• _Task requirements_: Find every line with the string "электронного" in it, count them, and reply with that count only.

++++ Recorded data

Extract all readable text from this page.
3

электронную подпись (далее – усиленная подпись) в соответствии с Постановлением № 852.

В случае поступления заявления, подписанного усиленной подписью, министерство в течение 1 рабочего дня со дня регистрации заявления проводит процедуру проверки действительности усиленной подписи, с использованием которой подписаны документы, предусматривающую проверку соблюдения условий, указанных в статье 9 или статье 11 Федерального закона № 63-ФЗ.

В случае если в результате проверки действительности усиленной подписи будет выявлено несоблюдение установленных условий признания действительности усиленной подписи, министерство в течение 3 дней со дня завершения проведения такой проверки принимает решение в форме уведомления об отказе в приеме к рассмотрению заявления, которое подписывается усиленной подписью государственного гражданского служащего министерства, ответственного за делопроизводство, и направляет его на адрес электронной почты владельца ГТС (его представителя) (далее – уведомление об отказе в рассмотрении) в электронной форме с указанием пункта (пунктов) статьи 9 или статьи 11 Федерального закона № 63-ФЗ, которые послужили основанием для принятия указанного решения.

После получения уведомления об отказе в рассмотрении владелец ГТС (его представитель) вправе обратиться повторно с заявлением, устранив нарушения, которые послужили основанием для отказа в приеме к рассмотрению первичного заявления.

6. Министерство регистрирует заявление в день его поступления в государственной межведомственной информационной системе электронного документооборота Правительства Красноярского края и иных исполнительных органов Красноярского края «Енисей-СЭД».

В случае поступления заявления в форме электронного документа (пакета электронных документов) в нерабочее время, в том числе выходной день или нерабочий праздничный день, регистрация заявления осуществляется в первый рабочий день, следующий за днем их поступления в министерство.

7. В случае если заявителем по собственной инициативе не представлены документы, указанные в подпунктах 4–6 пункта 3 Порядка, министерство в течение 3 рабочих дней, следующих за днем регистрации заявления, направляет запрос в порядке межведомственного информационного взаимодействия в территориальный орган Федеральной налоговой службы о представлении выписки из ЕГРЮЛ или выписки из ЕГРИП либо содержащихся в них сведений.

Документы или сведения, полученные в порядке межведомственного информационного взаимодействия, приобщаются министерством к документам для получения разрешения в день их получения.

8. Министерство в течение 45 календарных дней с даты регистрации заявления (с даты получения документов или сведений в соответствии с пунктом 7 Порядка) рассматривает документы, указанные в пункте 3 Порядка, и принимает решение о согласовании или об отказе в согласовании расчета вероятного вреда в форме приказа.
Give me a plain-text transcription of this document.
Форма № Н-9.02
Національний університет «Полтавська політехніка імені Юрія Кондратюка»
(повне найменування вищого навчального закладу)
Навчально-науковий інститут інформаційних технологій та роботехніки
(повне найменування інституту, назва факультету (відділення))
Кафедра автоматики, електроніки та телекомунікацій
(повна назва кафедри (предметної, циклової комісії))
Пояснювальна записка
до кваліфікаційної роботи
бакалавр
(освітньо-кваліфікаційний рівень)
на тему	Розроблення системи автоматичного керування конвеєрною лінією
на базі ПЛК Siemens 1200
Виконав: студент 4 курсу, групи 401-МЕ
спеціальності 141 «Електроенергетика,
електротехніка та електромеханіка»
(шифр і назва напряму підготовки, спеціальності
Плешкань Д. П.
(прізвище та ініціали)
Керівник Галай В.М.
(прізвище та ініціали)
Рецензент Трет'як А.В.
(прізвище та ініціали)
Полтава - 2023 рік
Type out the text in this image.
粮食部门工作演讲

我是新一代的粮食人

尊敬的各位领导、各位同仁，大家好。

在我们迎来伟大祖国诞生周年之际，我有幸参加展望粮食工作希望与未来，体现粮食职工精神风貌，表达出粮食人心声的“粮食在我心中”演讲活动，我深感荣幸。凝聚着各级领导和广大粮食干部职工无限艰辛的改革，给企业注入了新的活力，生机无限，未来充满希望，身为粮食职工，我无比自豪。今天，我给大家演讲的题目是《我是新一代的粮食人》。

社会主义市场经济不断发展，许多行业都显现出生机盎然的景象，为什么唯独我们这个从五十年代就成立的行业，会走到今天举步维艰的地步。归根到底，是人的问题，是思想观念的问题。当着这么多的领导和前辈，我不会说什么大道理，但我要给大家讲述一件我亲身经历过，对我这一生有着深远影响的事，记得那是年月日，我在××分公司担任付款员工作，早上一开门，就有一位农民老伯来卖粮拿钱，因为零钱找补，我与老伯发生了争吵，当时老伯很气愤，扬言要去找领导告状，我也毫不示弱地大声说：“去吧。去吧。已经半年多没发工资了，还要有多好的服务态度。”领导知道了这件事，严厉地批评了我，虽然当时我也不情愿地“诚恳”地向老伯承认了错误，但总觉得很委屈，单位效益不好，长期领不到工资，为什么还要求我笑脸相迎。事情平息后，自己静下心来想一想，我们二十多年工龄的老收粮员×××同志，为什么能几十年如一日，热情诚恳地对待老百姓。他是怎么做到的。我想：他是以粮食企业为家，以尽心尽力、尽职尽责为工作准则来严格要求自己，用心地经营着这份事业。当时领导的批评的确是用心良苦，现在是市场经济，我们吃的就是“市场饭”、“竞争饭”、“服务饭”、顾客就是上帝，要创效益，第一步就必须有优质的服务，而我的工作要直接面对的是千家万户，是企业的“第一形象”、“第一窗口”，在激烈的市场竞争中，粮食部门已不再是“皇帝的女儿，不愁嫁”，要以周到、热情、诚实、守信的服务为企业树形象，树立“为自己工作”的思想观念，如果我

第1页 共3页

++++++++

• _Solved problem_: 2